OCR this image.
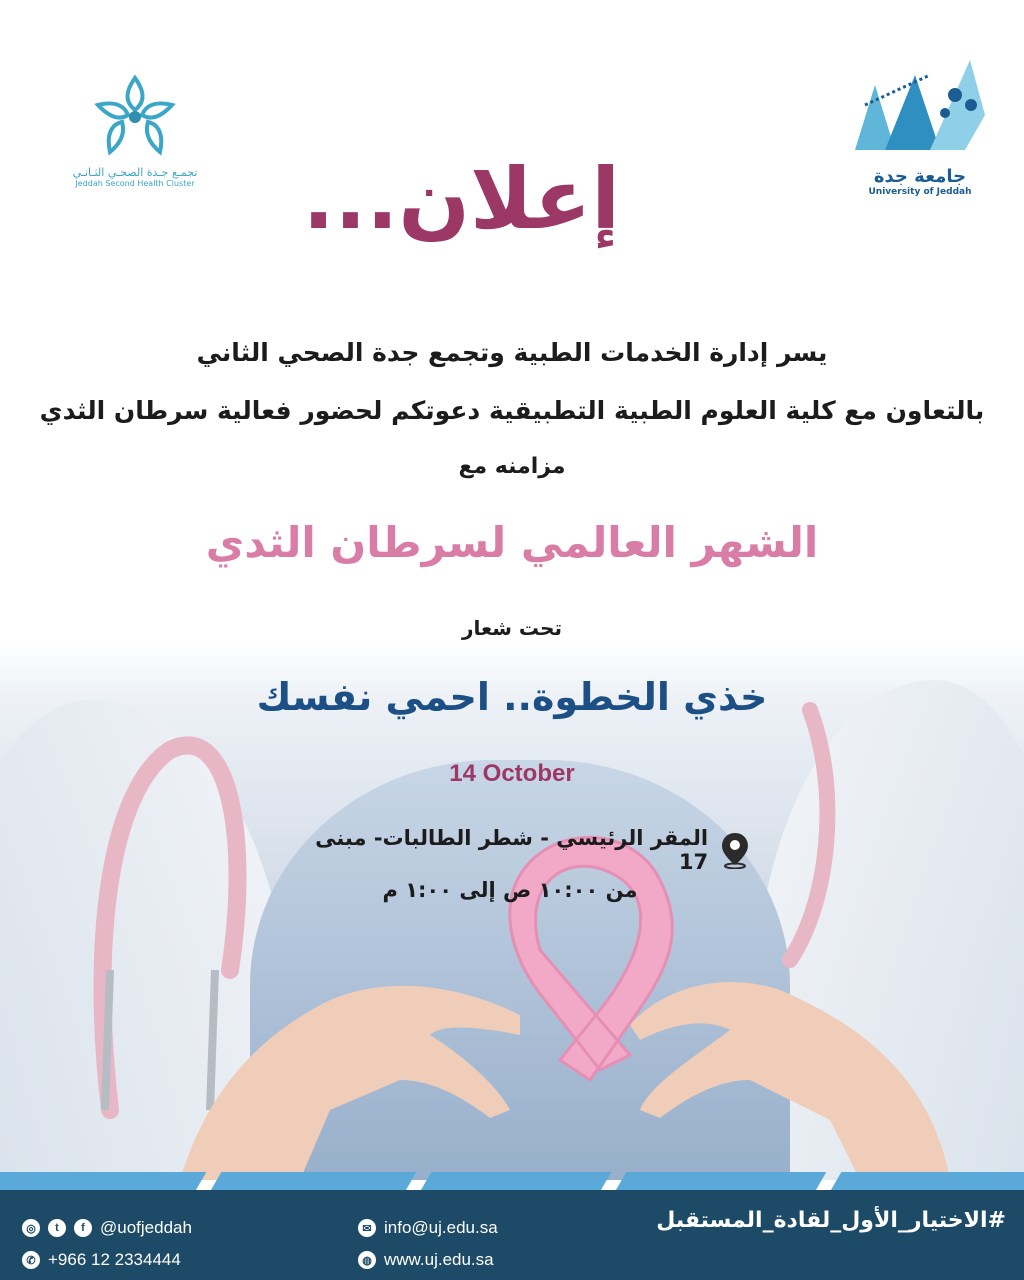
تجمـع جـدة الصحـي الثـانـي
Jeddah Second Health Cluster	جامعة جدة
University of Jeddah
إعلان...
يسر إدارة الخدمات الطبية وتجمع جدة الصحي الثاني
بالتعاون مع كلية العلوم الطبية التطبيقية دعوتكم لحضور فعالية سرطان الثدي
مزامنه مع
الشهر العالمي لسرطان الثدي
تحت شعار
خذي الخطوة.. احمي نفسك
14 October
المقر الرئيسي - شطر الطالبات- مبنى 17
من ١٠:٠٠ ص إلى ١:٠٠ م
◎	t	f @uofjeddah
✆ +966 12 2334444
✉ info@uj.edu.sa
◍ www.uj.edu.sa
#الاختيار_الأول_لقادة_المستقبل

...

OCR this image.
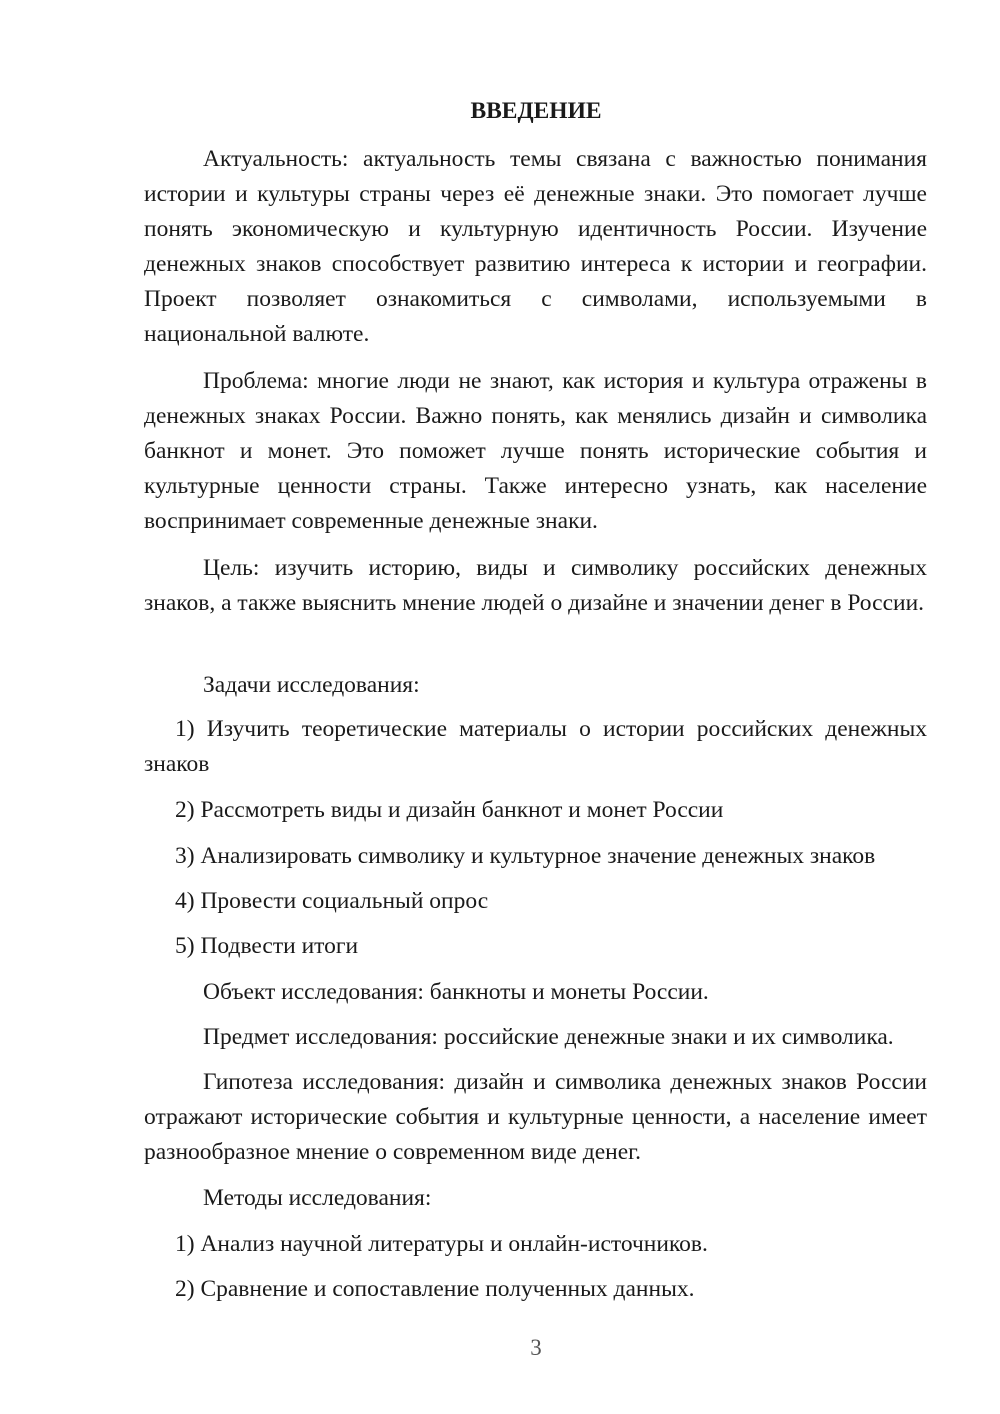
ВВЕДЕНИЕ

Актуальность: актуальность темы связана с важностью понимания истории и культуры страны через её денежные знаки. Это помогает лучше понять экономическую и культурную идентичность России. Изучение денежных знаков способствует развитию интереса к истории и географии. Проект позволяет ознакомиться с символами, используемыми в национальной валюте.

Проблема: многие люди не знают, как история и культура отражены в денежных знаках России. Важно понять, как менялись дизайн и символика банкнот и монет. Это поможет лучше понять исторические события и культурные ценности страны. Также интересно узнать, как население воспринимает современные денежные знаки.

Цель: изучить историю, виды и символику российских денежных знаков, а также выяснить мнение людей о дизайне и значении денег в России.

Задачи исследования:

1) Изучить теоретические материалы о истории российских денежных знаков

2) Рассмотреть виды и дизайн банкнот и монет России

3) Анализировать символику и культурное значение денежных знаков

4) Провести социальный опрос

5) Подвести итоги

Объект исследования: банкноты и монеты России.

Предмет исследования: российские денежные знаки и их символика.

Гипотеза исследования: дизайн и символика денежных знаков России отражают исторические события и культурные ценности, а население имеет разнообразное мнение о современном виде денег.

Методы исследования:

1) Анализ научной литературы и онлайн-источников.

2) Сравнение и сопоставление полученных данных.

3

WHAT THE EXERCISE ASKS >>
Give only a number: how many lines of the data hold the string "виды"?

TASK OUTPUT >>
2